§ DOKUMEN SUMBER:
********

PedomanBengkulu.com - Memiliki seorang menteri yang tidak pernah merasakan hidup dalam kemiskinan, tidak pernah berjalan kaki ke sekolah karena ketiadaan transportasi, tidak pernah kepanasan atau kehausan, bahkan tidak pernah merasakan diseruduk kambing saat melewati jalan-jalan perdesaan, dapat membawa risiko besar terhadap kualitas kebijakan yang dihasilkan. Seorang pemimpin yang tidak pernah mengalami kesulitan hidup cenderung kurang memahami realitas yang dihadapi oleh mayoritas rakyatnya, khususnya dalam hal pendidikan, ekonomi, dan sosial.
Artikel ini merupakan respons atas kritikan Bapak Jusuf Kalla (JK) terhadap kebijakan Kurikulum Merdeka yang diterapkan oleh Kementerian Pendidikan dan Kebudayaan (Kemendikbud). Pak JK menyoroti potensi ketidaksesuaian kebijakan ini dengan kondisi lapangan serta keprihatinan terhadap pemimpin yang mengadopsi kebijakan tanpa pemahaman mendalam tentang situasi rakyat kecil. Kebijakan Kurikulum Merdeka, yang diharapkan dapat memberikan keleluasaan bagi siswa dan guru, dinilai oleh JK berpotensi tidak tepat sasaran jika tidak disertai pemahaman yang mendalam terhadap realitas di daerah.

********

§ DATA TERCATAT:
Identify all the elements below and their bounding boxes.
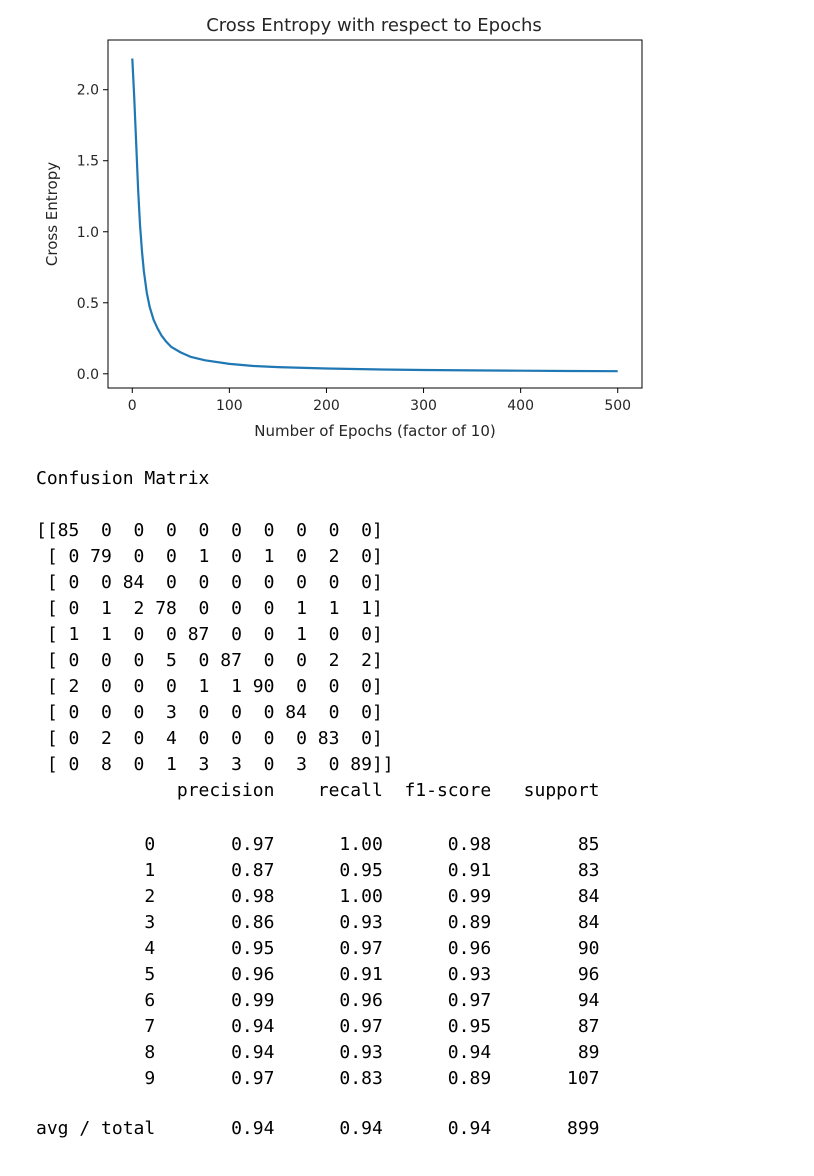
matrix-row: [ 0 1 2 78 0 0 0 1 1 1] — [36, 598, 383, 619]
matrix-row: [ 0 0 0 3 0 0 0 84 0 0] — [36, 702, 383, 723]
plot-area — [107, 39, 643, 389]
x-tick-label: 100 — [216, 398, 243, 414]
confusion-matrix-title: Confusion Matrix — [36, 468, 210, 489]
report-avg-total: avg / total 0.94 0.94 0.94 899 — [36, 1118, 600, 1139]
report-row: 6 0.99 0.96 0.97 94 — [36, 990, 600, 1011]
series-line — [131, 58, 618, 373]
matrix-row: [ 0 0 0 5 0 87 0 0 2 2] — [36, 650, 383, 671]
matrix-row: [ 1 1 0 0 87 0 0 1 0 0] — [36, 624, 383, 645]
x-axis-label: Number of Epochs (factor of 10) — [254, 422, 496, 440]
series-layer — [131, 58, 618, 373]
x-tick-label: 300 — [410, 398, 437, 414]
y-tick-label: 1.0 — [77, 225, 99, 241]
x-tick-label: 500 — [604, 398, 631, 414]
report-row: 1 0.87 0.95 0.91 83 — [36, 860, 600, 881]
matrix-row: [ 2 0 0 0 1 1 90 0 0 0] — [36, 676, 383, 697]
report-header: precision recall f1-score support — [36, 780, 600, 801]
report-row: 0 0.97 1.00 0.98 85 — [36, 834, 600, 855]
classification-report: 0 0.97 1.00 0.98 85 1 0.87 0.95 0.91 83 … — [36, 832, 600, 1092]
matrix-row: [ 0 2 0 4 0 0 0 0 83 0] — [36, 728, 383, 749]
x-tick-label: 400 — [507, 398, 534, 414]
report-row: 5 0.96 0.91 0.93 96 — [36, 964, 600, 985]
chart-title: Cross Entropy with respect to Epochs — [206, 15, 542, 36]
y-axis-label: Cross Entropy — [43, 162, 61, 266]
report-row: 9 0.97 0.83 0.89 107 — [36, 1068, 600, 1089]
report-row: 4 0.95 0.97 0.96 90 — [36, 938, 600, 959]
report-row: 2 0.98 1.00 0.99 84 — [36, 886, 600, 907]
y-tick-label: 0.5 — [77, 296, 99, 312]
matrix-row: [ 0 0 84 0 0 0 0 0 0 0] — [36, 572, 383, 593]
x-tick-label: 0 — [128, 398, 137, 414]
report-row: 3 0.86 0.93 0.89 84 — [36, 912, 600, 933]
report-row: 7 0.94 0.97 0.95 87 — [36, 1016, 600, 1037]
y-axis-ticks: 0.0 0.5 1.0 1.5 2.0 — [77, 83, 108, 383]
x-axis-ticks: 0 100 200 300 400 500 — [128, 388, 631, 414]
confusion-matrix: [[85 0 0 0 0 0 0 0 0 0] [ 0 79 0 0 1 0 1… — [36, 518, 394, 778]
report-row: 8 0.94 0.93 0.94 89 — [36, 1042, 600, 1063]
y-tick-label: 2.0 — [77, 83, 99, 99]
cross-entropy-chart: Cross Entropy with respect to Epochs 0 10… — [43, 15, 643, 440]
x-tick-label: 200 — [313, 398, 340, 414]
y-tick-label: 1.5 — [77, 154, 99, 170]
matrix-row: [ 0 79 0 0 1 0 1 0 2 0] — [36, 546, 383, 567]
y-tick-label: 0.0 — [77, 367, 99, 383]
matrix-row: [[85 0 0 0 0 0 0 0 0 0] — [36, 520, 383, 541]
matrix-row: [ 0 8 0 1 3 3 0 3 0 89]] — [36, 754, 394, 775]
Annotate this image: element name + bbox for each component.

********

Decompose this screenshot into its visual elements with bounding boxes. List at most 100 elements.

********

§ LATIHAN:
- A) Dokumen sumber menyebut beberapa bidang realitas rakyat yang cenderung kurang dipahami oleh pemimpin yang tidak pernah mengalami kesulitan hidup. Sebutkan semua bidang tersebut.
- B) Menurut dokumen sumber, kementerian apa yang menerapkan kebijakan Kurikulum Merdeka?

§ KUNCI JAWABAN:
- A) Pendidikan, ekonomi, dan sosial.

- B) Kementerian Pendidikan dan Kebudayaan (Kemendikbud).